----- Material provided

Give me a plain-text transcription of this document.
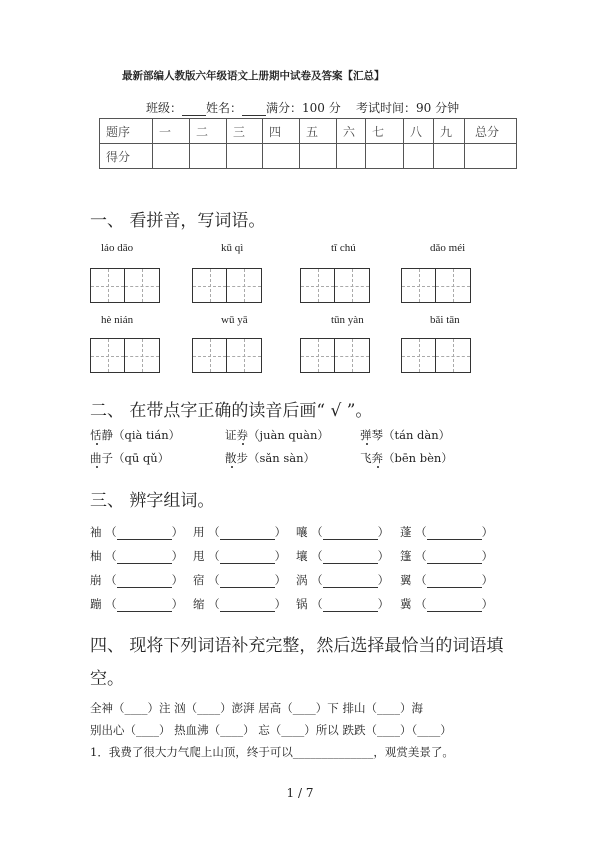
最新部编人教版六年级语文上册期中试卷及答案【汇总】
班级： 姓名： 满分：100 分 考试时间：90 分钟
题序	一	二	三	四	五	六	七	八	九	总分
得分										
一、 看拼音，写词语。
láo dāo	kū qì	tī chú	dǎo méi
hè nián	wū yā	tūn yàn	bǎi tān
二、 在带点字正确的读音后画“ √ ”。
恬静（qià tián）	证券（juàn quàn）	弹琴（tán dàn）
曲子（qū qǔ）	散步（sǎn sàn）	飞奔（bēn bèn）
三、 辨字组词。
袖 （	） 用 （	） 嚷 （	） 蓬 （	）
柚 （	） 甩 （	） 壤 （	） 篷 （	）
崩 （	） 宿 （	） 涡 （	） 翼 （	）
蹦 （	） 缩 （	） 锅 （	） 冀 （	）
四、 现将下列词语补充完整，然后选择最恰当的词语填
空。
全神（____）注 汹（____）澎湃 居高（____）下 排山（____）海
别出心（____） 热血沸（____） 忘（____）所以 跌跌（____）（____）
1．我费了很大力气爬上山顶，终于可以______________，观赏美景了。
1 / 7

----------

• **Problem requirements**: Go through the data above and transcribe it in full, omitting any image.

• **Answer to the problem**:
Give me a plain-text transcription of this document.
最新部编人教版六年级语文上册期中试卷及答案【汇总】
班级： 姓名： 满分：100 分 考试时间：90 分钟
题序	一	二	三	四	五	六	七	八	九	总分
得分										
一、 看拼音，写词语。
láo dāo	kū qì	tī chú	dǎo méi
hè nián	wū yā	tūn yàn	bǎi tān
二、 在带点字正确的读音后画“ √ ”。
恬静（qià tián）	证券（juàn quàn）	弹琴（tán dàn）
曲子（qū qǔ）	散步（sǎn sàn）	飞奔（bēn bèn）
三、 辨字组词。
袖 （	） 用 （	） 嚷 （	） 蓬 （	）
柚 （	） 甩 （	） 壤 （	） 篷 （	）
崩 （	） 宿 （	） 涡 （	） 翼 （	）
蹦 （	） 缩 （	） 锅 （	） 冀 （	）
四、 现将下列词语补充完整，然后选择最恰当的词语填
空。
全神（____）注 汹（____）澎湃 居高（____）下 排山（____）海
别出心（____） 热血沸（____） 忘（____）所以 跌跌（____）（____）
1．我费了很大力气爬上山顶，终于可以______________，观赏美景了。
1 / 7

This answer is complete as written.